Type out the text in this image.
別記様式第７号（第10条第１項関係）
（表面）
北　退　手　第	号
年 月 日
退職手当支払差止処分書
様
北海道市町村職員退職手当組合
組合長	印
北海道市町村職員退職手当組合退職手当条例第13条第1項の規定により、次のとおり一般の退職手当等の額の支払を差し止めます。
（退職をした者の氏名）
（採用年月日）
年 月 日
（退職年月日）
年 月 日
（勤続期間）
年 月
■ ■ ■ ■ ■
Task goal: Copy out every line of the data above, exactly as given.

Task solution:
Type out the text in this image.
別記様式第７号（第10条第１項関係）
（表面）
北　退　手　第	号
年 月 日
退職手当支払差止処分書
様
北海道市町村職員退職手当組合
組合長	印
北海道市町村職員退職手当組合退職手当条例第13条第1項の規定により、次のとおり一般の退職手当等の額の支払を差し止めます。
（退職をした者の氏名）
（採用年月日）
年 月 日
（退職年月日）
年 月 日
（勤続期間）
年 月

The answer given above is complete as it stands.